§ **Stated problem**
Extract the lines that hold the string "image".

Entries taken from a collection

################

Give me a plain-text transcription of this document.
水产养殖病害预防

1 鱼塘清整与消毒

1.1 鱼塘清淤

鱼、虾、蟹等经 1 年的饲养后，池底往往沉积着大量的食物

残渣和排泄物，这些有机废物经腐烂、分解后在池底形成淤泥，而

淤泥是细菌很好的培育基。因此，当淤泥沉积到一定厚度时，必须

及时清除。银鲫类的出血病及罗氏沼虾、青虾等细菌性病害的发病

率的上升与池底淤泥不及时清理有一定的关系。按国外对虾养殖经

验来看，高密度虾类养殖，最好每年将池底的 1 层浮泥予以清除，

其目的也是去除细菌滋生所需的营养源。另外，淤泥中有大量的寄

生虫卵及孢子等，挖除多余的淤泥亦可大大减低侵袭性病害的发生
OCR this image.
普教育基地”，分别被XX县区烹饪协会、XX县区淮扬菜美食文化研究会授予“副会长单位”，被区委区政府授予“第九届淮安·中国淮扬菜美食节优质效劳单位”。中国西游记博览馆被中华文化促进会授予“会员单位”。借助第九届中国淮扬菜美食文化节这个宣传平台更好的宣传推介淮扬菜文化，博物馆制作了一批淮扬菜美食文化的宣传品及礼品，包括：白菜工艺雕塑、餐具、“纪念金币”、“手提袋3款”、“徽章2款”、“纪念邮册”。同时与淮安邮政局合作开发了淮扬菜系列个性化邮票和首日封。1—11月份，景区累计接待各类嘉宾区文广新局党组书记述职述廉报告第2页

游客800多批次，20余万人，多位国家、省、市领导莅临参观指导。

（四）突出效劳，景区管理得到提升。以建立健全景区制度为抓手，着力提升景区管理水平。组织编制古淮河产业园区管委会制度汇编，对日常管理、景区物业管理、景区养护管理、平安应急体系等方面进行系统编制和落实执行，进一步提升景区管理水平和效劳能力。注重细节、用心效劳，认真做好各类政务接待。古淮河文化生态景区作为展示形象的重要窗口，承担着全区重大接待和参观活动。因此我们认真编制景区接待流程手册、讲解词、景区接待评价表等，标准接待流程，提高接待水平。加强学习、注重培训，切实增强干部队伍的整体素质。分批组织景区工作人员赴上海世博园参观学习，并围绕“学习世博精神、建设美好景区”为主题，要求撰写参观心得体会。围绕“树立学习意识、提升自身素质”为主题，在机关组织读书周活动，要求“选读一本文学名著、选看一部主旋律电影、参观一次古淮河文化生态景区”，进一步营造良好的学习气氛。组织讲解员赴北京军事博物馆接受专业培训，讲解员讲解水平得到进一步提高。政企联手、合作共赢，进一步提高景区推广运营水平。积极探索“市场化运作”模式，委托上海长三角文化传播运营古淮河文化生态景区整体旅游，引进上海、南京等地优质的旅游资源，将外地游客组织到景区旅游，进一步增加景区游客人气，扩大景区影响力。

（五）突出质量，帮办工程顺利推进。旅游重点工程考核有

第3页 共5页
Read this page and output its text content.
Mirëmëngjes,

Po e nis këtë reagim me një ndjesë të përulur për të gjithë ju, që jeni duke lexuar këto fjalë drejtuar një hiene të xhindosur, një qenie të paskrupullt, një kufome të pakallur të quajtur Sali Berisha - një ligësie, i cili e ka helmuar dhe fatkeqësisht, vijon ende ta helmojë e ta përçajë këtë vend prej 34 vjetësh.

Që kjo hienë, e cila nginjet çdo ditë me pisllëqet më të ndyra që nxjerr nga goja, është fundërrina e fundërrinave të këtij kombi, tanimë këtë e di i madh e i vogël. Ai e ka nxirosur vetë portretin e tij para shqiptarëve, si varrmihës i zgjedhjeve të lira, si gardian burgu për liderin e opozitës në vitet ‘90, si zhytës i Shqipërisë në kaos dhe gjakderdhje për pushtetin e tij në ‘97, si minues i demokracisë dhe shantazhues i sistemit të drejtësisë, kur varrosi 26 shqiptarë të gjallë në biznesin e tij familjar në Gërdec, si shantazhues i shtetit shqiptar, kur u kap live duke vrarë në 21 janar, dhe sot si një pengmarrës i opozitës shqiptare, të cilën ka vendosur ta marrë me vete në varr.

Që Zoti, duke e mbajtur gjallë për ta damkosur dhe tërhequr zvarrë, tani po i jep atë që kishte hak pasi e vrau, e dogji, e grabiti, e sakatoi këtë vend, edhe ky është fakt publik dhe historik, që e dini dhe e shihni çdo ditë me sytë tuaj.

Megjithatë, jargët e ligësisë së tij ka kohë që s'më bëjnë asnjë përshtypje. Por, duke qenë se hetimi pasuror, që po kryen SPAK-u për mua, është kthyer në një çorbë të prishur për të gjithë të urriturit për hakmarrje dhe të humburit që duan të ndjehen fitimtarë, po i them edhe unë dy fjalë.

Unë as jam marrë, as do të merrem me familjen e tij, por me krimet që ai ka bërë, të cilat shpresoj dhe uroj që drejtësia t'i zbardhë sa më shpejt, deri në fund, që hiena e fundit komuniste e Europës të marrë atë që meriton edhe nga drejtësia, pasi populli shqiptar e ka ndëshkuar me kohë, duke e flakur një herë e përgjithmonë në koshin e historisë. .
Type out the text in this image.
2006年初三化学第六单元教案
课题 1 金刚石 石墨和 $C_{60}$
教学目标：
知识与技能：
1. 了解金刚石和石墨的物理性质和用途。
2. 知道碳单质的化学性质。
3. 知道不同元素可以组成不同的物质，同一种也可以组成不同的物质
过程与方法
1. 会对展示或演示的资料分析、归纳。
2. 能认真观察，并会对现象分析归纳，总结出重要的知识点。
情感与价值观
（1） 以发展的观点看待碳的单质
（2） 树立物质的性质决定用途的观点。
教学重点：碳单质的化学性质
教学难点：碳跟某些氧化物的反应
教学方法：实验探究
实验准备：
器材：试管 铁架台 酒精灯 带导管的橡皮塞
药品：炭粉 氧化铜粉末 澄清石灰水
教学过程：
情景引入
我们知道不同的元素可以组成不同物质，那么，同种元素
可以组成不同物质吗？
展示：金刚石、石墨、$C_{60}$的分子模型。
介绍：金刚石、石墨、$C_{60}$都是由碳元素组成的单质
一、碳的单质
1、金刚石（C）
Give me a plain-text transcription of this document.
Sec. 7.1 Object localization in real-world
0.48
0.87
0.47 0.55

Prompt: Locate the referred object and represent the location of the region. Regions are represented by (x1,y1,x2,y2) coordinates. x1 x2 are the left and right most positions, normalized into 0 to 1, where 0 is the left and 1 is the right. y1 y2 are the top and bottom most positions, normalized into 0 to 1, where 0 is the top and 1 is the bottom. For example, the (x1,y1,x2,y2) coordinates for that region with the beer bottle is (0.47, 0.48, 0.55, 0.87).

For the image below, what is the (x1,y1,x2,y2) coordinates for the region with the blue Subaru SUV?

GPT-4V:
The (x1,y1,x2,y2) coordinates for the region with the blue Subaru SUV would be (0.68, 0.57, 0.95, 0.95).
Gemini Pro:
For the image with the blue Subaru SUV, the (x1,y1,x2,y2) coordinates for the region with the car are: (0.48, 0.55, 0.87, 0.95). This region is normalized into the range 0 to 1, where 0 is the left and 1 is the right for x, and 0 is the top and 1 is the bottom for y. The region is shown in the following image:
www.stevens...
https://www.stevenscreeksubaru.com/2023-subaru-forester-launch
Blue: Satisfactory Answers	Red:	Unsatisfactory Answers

################

§ **Solution**
OCR this image.
Type out the text in this image.
For the image below, what is the (x1,y1,x2,y2) coordinates for the region with the blue Subaru SUV?
For the image with the blue Subaru SUV, the (x1,y1,x2,y2) coordinates for the region with the car are: (0.48, 0.55, 0.87, 0.95). This region is normalized into the range 0 to 1, where 0 is the left and 1 is the right for x, and 0 is the top and 1 is the bottom for y. The region is shown in the following image:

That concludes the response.